Your goal
Exact repetition of every entry is required.

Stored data
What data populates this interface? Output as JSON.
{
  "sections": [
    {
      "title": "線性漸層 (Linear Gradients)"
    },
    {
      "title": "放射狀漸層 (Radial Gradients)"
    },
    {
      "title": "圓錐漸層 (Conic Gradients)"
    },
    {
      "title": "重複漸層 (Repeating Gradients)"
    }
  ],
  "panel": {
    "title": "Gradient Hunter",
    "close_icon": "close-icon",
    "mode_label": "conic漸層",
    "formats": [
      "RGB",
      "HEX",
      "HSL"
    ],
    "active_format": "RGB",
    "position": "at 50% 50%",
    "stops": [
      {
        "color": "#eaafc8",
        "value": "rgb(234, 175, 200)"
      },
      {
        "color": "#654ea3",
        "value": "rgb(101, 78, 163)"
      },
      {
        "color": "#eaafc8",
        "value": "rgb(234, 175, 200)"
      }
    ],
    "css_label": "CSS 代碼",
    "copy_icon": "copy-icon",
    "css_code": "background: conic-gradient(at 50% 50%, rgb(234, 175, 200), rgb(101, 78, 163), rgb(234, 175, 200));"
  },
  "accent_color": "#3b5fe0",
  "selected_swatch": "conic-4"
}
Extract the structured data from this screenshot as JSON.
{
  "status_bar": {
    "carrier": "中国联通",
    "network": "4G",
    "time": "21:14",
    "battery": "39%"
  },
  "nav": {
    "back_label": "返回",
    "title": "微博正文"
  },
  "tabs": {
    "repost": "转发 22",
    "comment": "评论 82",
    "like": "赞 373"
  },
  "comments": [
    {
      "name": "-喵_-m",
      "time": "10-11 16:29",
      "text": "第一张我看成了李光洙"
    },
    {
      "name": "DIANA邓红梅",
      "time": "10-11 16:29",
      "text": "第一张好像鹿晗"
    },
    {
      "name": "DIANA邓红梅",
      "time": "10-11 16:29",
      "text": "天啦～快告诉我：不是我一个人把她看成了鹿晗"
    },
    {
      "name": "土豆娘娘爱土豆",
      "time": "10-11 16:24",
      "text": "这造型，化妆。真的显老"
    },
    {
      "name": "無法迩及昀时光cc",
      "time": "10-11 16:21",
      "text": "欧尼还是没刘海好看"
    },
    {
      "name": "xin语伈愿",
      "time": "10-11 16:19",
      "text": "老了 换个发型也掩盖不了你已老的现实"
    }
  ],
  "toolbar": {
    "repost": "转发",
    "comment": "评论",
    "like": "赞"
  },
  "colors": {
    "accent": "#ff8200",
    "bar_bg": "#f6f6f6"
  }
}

Exercise result
What data populates this interface? Output as JSON.
{
  "sections": [
    {
      "title": "線性漸層 (Linear Gradients)"
    },
    {
      "title": "放射狀漸層 (Radial Gradients)"
    },
    {
      "title": "圓錐漸層 (Conic Gradients)"
    },
    {
      "title": "重複漸層 (Repeating Gradients)"
    }
  ],
  "panel": {
    "title": "Gradient Hunter",
    "close_icon": "close-icon",
    "mode_label": "conic漸層",
    "formats": [
      "RGB",
      "HEX",
      "HSL"
    ],
    "active_format": "RGB",
    "position": "at 50% 50%",
    "stops": [
      {
        "color": "#eaafc8",
        "value": "rgb(234, 175, 200)"
      },
      {
        "color": "#654ea3",
        "value": "rgb(101, 78, 163)"
      },
      {
        "color": "#eaafc8",
        "value": "rgb(234, 175, 200)"
      }
    ],
    "css_label": "CSS 代碼",
    "copy_icon": "copy-icon",
    "css_code": "background: conic-gradient(at 50% 50%, rgb(234, 175, 200), rgb(101, 78, 163), rgb(234, 175, 200));"
  },
  "accent_color": "#3b5fe0",
  "selected_swatch": "conic-4"
}
Extract the structured data from this screenshot as JSON.
{
  "status_bar": {
    "carrier": "中国联通",
    "network": "4G",
    "time": "21:14",
    "battery": "39%"
  },
  "nav": {
    "back_label": "返回",
    "title": "微博正文"
  },
  "tabs": {
    "repost": "转发 22",
    "comment": "评论 82",
    "like": "赞 373"
  },
  "comments": [
    {
      "name": "-喵_-m",
      "time": "10-11 16:29",
      "text": "第一张我看成了李光洙"
    },
    {
      "name": "DIANA邓红梅",
      "time": "10-11 16:29",
      "text": "第一张好像鹿晗"
    },
    {
      "name": "DIANA邓红梅",
      "time": "10-11 16:29",
      "text": "天啦～快告诉我：不是我一个人把她看成了鹿晗"
    },
    {
      "name": "土豆娘娘爱土豆",
      "time": "10-11 16:24",
      "text": "这造型，化妆。真的显老"
    },
    {
      "name": "無法迩及昀时光cc",
      "time": "10-11 16:21",
      "text": "欧尼还是没刘海好看"
    },
    {
      "name": "xin语伈愿",
      "time": "10-11 16:19",
      "text": "老了 换个发型也掩盖不了你已老的现实"
    }
  ],
  "toolbar": {
    "repost": "转发",
    "comment": "评论",
    "like": "赞"
  },
  "colors": {
    "accent": "#ff8200",
    "bar_bg": "#f6f6f6"
  }
}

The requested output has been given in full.